Given exercise. Give only a count of the lines that include the string "document".

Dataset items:
::::::::
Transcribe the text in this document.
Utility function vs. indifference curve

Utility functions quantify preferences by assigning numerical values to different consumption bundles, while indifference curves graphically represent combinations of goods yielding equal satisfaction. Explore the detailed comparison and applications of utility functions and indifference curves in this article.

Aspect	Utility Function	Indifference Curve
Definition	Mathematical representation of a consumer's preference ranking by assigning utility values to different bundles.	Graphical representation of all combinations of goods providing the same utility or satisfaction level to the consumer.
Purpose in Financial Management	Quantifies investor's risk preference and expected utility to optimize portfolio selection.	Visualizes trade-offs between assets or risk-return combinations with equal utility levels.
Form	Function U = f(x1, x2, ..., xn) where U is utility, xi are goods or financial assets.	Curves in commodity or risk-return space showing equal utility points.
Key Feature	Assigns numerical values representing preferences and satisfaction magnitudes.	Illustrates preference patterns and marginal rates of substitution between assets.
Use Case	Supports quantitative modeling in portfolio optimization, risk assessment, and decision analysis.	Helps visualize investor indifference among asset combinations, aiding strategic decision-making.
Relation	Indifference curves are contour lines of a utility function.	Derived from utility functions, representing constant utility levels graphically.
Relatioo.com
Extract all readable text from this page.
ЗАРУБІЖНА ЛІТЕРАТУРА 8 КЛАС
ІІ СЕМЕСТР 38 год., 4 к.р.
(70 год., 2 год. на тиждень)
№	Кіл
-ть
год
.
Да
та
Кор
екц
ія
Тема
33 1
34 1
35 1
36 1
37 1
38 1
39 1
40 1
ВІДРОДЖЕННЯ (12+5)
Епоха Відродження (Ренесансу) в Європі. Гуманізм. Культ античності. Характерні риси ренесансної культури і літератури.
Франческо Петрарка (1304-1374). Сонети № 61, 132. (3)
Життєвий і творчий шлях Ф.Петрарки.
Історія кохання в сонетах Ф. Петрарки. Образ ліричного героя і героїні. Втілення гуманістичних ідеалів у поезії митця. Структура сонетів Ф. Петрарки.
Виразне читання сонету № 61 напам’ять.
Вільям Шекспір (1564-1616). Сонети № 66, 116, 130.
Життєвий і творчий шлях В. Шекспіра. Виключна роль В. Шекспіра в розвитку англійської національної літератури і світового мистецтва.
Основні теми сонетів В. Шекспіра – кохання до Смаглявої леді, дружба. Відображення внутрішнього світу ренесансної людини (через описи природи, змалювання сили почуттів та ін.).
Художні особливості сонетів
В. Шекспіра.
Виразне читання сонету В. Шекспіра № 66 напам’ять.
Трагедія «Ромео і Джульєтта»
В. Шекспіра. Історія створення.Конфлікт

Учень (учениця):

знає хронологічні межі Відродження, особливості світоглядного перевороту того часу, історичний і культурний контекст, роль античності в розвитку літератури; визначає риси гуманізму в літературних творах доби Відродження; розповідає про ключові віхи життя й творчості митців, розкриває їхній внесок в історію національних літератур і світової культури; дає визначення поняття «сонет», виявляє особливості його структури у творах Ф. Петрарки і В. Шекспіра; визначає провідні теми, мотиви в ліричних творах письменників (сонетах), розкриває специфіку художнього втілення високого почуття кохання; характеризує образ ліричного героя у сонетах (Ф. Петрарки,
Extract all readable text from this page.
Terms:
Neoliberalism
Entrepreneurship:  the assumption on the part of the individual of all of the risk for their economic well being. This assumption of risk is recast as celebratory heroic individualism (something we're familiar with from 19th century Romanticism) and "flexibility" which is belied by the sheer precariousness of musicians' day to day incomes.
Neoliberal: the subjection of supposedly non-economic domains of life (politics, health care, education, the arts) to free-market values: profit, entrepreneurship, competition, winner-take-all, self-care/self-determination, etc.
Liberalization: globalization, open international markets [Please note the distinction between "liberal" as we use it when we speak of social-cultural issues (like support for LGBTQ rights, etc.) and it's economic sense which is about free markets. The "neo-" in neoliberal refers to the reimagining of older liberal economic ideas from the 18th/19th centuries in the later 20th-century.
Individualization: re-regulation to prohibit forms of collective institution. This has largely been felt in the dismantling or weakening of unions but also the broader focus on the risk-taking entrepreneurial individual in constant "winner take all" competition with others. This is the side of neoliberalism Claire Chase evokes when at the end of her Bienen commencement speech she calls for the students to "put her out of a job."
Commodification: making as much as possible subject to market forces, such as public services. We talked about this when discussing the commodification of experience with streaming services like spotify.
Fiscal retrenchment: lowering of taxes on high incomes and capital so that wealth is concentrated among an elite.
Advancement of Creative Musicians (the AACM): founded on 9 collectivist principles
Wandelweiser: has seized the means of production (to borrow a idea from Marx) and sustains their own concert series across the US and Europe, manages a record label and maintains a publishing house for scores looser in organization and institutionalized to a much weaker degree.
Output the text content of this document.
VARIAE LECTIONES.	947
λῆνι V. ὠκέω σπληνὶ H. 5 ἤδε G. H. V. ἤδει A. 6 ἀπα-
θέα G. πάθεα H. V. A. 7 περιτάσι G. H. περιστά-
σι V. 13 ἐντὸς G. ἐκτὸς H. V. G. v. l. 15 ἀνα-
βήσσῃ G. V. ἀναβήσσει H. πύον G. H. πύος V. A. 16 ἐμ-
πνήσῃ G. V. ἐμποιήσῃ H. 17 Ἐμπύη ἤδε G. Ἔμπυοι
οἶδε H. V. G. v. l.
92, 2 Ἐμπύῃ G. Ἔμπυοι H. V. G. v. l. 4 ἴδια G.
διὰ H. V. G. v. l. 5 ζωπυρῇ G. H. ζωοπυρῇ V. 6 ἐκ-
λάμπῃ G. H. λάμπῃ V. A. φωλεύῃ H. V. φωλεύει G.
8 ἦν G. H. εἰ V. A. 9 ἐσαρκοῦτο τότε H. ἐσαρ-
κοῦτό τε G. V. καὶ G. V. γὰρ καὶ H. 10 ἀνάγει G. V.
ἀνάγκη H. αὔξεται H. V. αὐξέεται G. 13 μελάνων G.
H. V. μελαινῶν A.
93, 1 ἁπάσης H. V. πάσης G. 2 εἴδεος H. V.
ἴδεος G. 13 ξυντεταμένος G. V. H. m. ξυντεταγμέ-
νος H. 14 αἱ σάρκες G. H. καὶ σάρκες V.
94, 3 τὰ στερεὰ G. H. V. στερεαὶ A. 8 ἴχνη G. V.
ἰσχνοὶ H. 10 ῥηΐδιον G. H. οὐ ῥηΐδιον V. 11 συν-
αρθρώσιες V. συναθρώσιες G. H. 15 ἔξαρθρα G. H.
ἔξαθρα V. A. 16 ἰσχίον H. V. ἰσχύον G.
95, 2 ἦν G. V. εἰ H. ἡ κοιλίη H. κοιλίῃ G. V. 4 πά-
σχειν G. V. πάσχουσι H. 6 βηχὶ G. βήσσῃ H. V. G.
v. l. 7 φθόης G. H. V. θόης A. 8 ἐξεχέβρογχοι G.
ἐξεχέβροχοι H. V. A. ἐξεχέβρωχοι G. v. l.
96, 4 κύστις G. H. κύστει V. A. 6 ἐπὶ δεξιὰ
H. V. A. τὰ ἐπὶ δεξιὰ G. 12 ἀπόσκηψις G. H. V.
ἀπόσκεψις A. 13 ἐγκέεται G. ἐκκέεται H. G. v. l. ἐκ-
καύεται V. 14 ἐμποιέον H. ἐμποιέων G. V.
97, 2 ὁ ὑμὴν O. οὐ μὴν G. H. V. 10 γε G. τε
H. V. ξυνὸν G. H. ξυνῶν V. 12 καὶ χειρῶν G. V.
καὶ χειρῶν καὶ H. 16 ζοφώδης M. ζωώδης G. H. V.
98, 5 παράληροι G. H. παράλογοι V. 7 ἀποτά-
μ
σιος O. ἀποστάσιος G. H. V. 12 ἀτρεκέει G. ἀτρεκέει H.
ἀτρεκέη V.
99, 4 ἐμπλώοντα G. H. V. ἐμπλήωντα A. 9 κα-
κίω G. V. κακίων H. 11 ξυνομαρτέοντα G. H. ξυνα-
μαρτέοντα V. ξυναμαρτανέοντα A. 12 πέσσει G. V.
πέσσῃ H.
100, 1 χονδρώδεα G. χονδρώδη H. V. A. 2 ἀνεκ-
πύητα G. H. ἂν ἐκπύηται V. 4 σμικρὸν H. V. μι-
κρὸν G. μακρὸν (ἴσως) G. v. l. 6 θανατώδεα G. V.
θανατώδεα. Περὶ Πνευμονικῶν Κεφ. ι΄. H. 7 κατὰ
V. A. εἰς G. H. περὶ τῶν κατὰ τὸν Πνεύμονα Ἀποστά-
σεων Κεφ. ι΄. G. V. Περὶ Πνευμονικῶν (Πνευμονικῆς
::::::::
Response for this exercise. 2